*PROBLEM*. Make an exact copy of each entry, leaving out every picture.

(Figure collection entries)
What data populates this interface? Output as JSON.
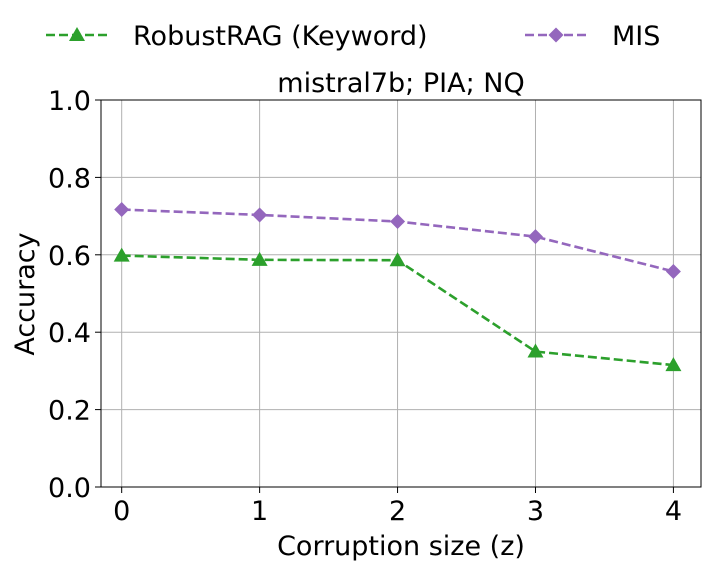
{
  "chart_data": {
    "type": "line",
    "title": "mistral7b; PIA; NQ",
    "xlabel": "Corruption size (z)",
    "ylabel": "Accuracy",
    "x": [
      0,
      1,
      2,
      3,
      4
    ],
    "x_ticks": [
      "0",
      "1",
      "2",
      "3",
      "4"
    ],
    "y_ticks": [
      "0.0",
      "0.2",
      "0.4",
      "0.6",
      "0.8",
      "1.0"
    ],
    "xlim": [
      -0.15,
      4.2
    ],
    "ylim": [
      0.0,
      1.0
    ],
    "grid": true,
    "legend_position": "top",
    "series": [
      {
        "name": "RobustRAG (Keyword)",
        "values": [
          0.598,
          0.587,
          0.586,
          0.35,
          0.315
        ],
        "color": "#2ca02c",
        "marker": "triangle",
        "line_style": "dashed"
      },
      {
        "name": "MIS",
        "values": [
          0.717,
          0.703,
          0.686,
          0.647,
          0.557
        ],
        "color": "#9467bd",
        "marker": "diamond",
        "line_style": "dashed"
      }
    ]
  }
}
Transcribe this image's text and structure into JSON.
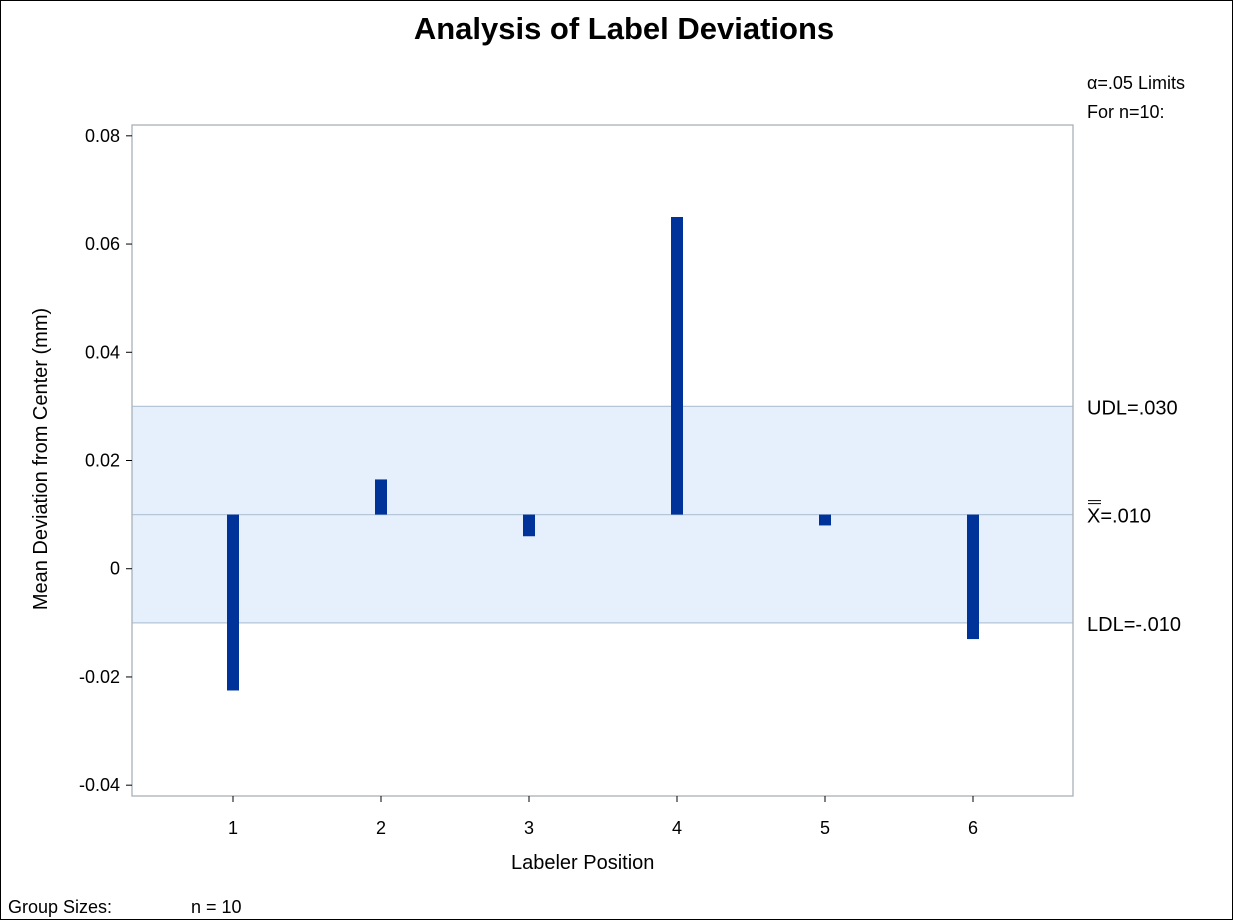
{
  "chart_data": {
    "type": "bar",
    "title": "Analysis of Label Deviations",
    "xlabel": "Labeler Position",
    "ylabel": "Mean Deviation from Center (mm)",
    "categories": [
      "1",
      "2",
      "3",
      "4",
      "5",
      "6"
    ],
    "values": [
      -0.0225,
      0.0165,
      0.006,
      0.065,
      0.008,
      -0.013
    ],
    "baseline": 0.01,
    "ylim": [
      -0.042,
      0.082
    ],
    "yticks": [
      0.08,
      0.06,
      0.04,
      0.02,
      0,
      -0.02,
      -0.04
    ],
    "ytick_labels": [
      "0.08",
      "0.06",
      "0.04",
      "0.02",
      "0",
      "-0.02",
      "-0.04"
    ],
    "limits": {
      "upper": 0.03,
      "center": 0.01,
      "lower": -0.01
    },
    "limit_labels": {
      "header_line1": "α=.05 Limits",
      "header_line2": "For n=10:",
      "upper": "UDL=.030",
      "center_symbol": "X",
      "center_value": "=.010",
      "lower": "LDL=-.010"
    },
    "group_sizes": {
      "label": "Group Sizes:",
      "value": "n = 10"
    },
    "colors": {
      "bar": "#003399",
      "decision_band": "#e6f0fd",
      "limit_line": "#b4c6d8",
      "frame": "#a9b0b8"
    },
    "grid": false
  }
}
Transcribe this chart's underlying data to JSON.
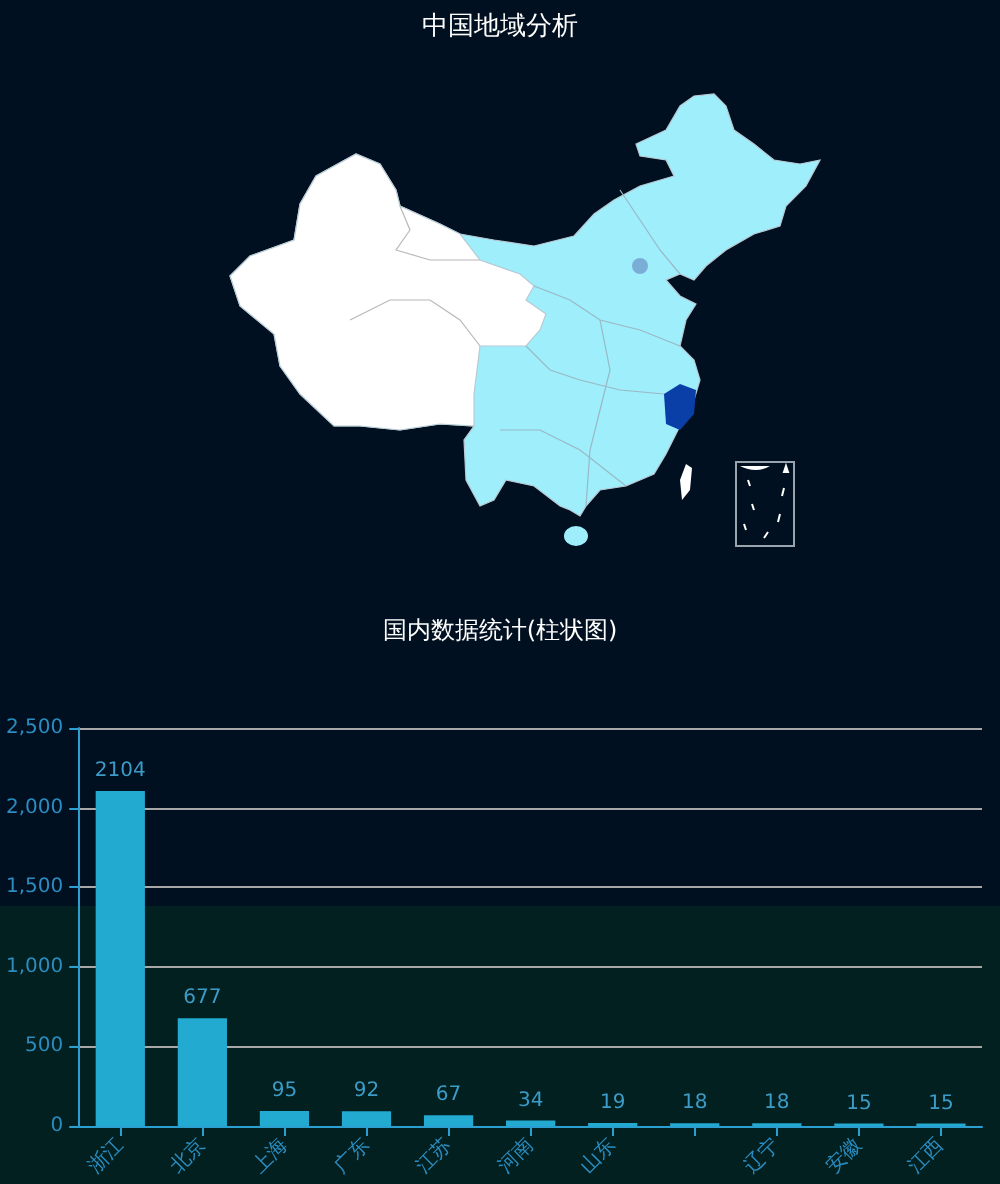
{
  "chart_data": [
    {
      "type": "other",
      "title": "中国地域分析"
    },
    {
      "type": "bar",
      "title": "国内数据统计(柱状图)",
      "categories": [
        "浙江",
        "北京",
        "上海",
        "广东",
        "江苏",
        "河南",
        "山东",
        null,
        "辽宁",
        "安徽",
        "江西"
      ],
      "values": [
        2104,
        677,
        95,
        92,
        67,
        34,
        19,
        18,
        18,
        15,
        15
      ],
      "color": "#22aad0",
      "ylim": [
        0,
        2500
      ],
      "yticks": [
        0,
        500,
        {
          "value": 1000,
          "label": "1,000"
        },
        {
          "value": 1500,
          "label": "1,500"
        },
        {
          "value": 2000,
          "label": "2,000"
        },
        {
          "value": 2500,
          "label": "2,500"
        }
      ],
      "grid": "y",
      "data_labels": true
    }
  ]
}
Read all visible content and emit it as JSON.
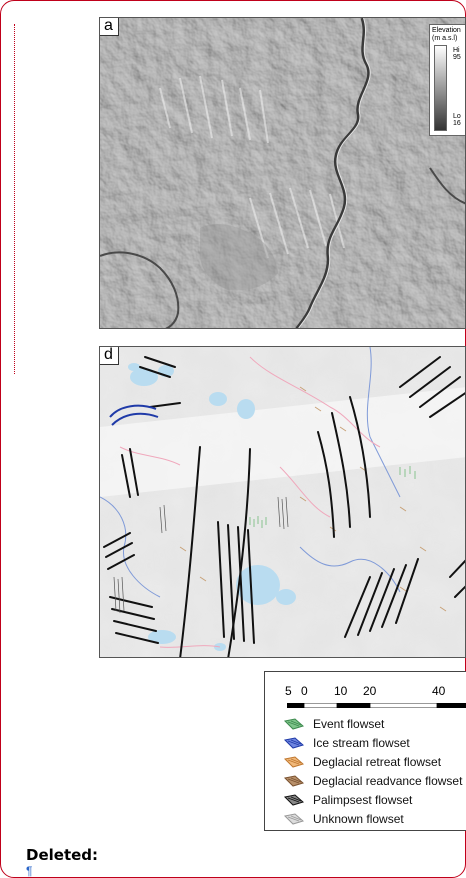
{
  "panels": {
    "a": {
      "letter": "a"
    },
    "d": {
      "letter": "d"
    }
  },
  "elevation_legend": {
    "title_line1": "Elevation",
    "title_line2": "(m a.s.l)",
    "high_label": "Hi",
    "high_value": "95",
    "low_label": "Lo",
    "low_value": "16"
  },
  "scale": {
    "ticks": [
      "5",
      "0",
      "10",
      "20",
      "40"
    ]
  },
  "legend": {
    "items": [
      {
        "label": "Event flowset",
        "icon": "event-flowset-icon",
        "color": "#7ec48a",
        "edge": "#3d8a4e"
      },
      {
        "label": "Ice stream flowset",
        "icon": "ice-stream-flowset-icon",
        "color": "#6f86e0",
        "edge": "#1f3aa8"
      },
      {
        "label": "Deglacial retreat flowset",
        "icon": "deglacial-retreat-flowset-icon",
        "color": "#f0b87a",
        "edge": "#c07830"
      },
      {
        "label": "Deglacial readvance flowset",
        "icon": "deglacial-readvance-flowset-icon",
        "color": "#b8906a",
        "edge": "#7a5230"
      },
      {
        "label": "Palimpsest flowset",
        "icon": "palimpsest-flowset-icon",
        "color": "#888888",
        "edge": "#111111"
      },
      {
        "label": "Unknown flowset",
        "icon": "unknown-flowset-icon",
        "color": "#dddddd",
        "edge": "#999999"
      }
    ]
  },
  "track_changes": {
    "deleted_label": "Deleted:",
    "pilcrow": "¶"
  },
  "colors": {
    "comment_border": "#c0001a",
    "pilcrow": "#2b66c9"
  }
}
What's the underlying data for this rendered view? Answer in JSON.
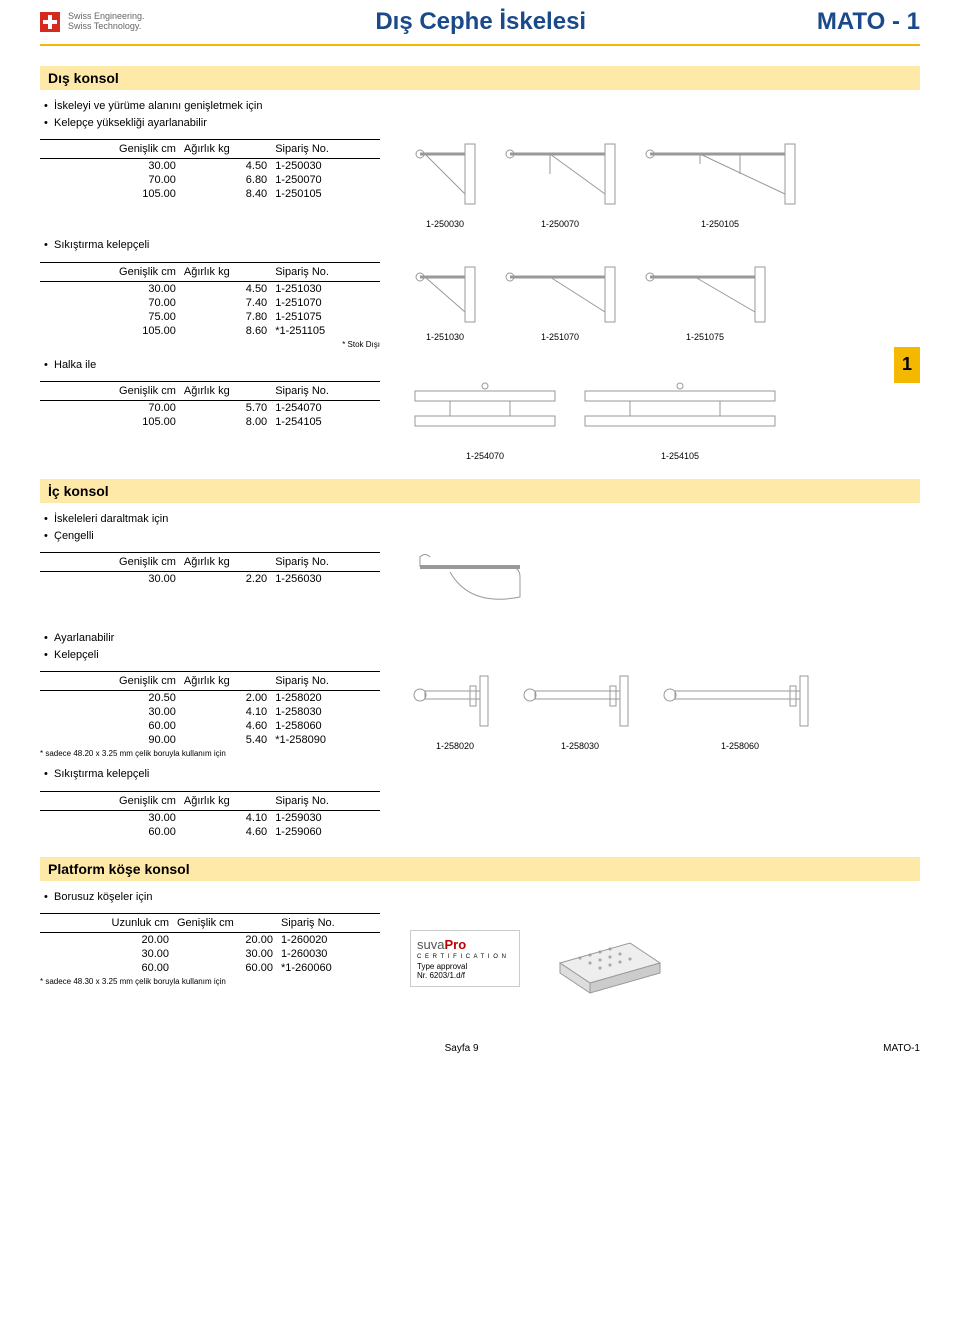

*THE COMPLETED TASK*.
What data populates this interface? Output as JSON.
{
  "chart_data": {
    "type": "line",
    "title": "mistral7b; PIA; NQ",
    "xlabel": "Corruption size (z)",
    "ylabel": "Accuracy",
    "x": [
      0,
      1,
      2,
      3,
      4
    ],
    "x_ticks": [
      "0",
      "1",
      "2",
      "3",
      "4"
    ],
    "y_ticks": [
      "0.0",
      "0.2",
      "0.4",
      "0.6",
      "0.8",
      "1.0"
    ],
    "xlim": [
      -0.15,
      4.2
    ],
    "ylim": [
      0.0,
      1.0
    ],
    "grid": true,
    "legend_position": "top",
    "series": [
      {
        "name": "RobustRAG (Keyword)",
        "values": [
          0.598,
          0.587,
          0.586,
          0.35,
          0.315
        ],
        "color": "#2ca02c",
        "marker": "triangle",
        "line_style": "dashed"
      },
      {
        "name": "MIS",
        "values": [
          0.717,
          0.703,
          0.686,
          0.647,
          0.557
        ],
        "color": "#9467bd",
        "marker": "diamond",
        "line_style": "dashed"
      }
    ]
  }
}
Transcribe this image's text and structure into JSON.
{
  "chart_data": {
    "type": "bar",
    "title": "Analysis of Label Deviations",
    "xlabel": "Labeler Position",
    "ylabel": "Mean Deviation from Center (mm)",
    "categories": [
      "1",
      "2",
      "3",
      "4",
      "5",
      "6"
    ],
    "values": [
      -0.0225,
      0.0165,
      0.006,
      0.065,
      0.008,
      -0.013
    ],
    "baseline": 0.01,
    "ylim": [
      -0.042,
      0.082
    ],
    "yticks": [
      0.08,
      0.06,
      0.04,
      0.02,
      0,
      -0.02,
      -0.04
    ],
    "ytick_labels": [
      "0.08",
      "0.06",
      "0.04",
      "0.02",
      "0",
      "-0.02",
      "-0.04"
    ],
    "limits": {
      "upper": 0.03,
      "center": 0.01,
      "lower": -0.01
    },
    "limit_labels": {
      "header_line1": "α=.05 Limits",
      "header_line2": "For n=10:",
      "upper": "UDL=.030",
      "center_symbol": "X",
      "center_value": "=.010",
      "lower": "LDL=-.010"
    },
    "group_sizes": {
      "label": "Group Sizes:",
      "value": "n = 10"
    },
    "colors": {
      "bar": "#003399",
      "decision_band": "#e6f0fd",
      "limit_line": "#b4c6d8",
      "frame": "#a9b0b8"
    },
    "grid": false
  }
}
Transcribe this chart's underlying data to JSON.
{
  "chart_data": [
    {
      "type": "other",
      "title": "中国地域分析"
    },
    {
      "type": "bar",
      "title": "国内数据统计(柱状图)",
      "categories": [
        "浙江",
        "北京",
        "上海",
        "广东",
        "江苏",
        "河南",
        "山东",
        null,
        "辽宁",
        "安徽",
        "江西"
      ],
      "values": [
        2104,
        677,
        95,
        92,
        67,
        34,
        19,
        18,
        18,
        15,
        15
      ],
      "color": "#22aad0",
      "ylim": [
        0,
        2500
      ],
      "yticks": [
        0,
        500,
        {
          "value": 1000,
          "label": "1,000"
        },
        {
          "value": 1500,
          "label": "1,500"
        },
        {
          "value": 2000,
          "label": "2,000"
        },
        {
          "value": 2500,
          "label": "2,500"
        }
      ],
      "grid": "y",
      "data_labels": true
    }
  ]
}
Read all visible content and emit it as JSON.
{
  "panels": {
    "a": {
      "letter": "a"
    },
    "d": {
      "letter": "d"
    }
  },
  "elevation_legend": {
    "title_line1": "Elevation",
    "title_line2": "(m a.s.l)",
    "high_label": "Hi",
    "high_value": "95",
    "low_label": "Lo",
    "low_value": "16"
  },
  "scale": {
    "ticks": [
      "5",
      "0",
      "10",
      "20",
      "40"
    ]
  },
  "legend": {
    "items": [
      {
        "label": "Event flowset",
        "icon": "event-flowset-icon",
        "color": "#7ec48a",
        "edge": "#3d8a4e"
      },
      {
        "label": "Ice stream flowset",
        "icon": "ice-stream-flowset-icon",
        "color": "#6f86e0",
        "edge": "#1f3aa8"
      },
      {
        "label": "Deglacial retreat flowset",
        "icon": "deglacial-retreat-flowset-icon",
        "color": "#f0b87a",
        "edge": "#c07830"
      },
      {
        "label": "Deglacial readvance flowset",
        "icon": "deglacial-readvance-flowset-icon",
        "color": "#b8906a",
        "edge": "#7a5230"
      },
      {
        "label": "Palimpsest flowset",
        "icon": "palimpsest-flowset-icon",
        "color": "#888888",
        "edge": "#111111"
      },
      {
        "label": "Unknown flowset",
        "icon": "unknown-flowset-icon",
        "color": "#dddddd",
        "edge": "#999999"
      }
    ]
  },
  "track_changes": {
    "deleted_label": "Deleted:",
    "pilcrow": "¶"
  },
  "colors": {
    "comment_border": "#c0001a",
    "pilcrow": "#2b66c9"
  }
}
What's the underlying data for this rendered view? Answer in JSON.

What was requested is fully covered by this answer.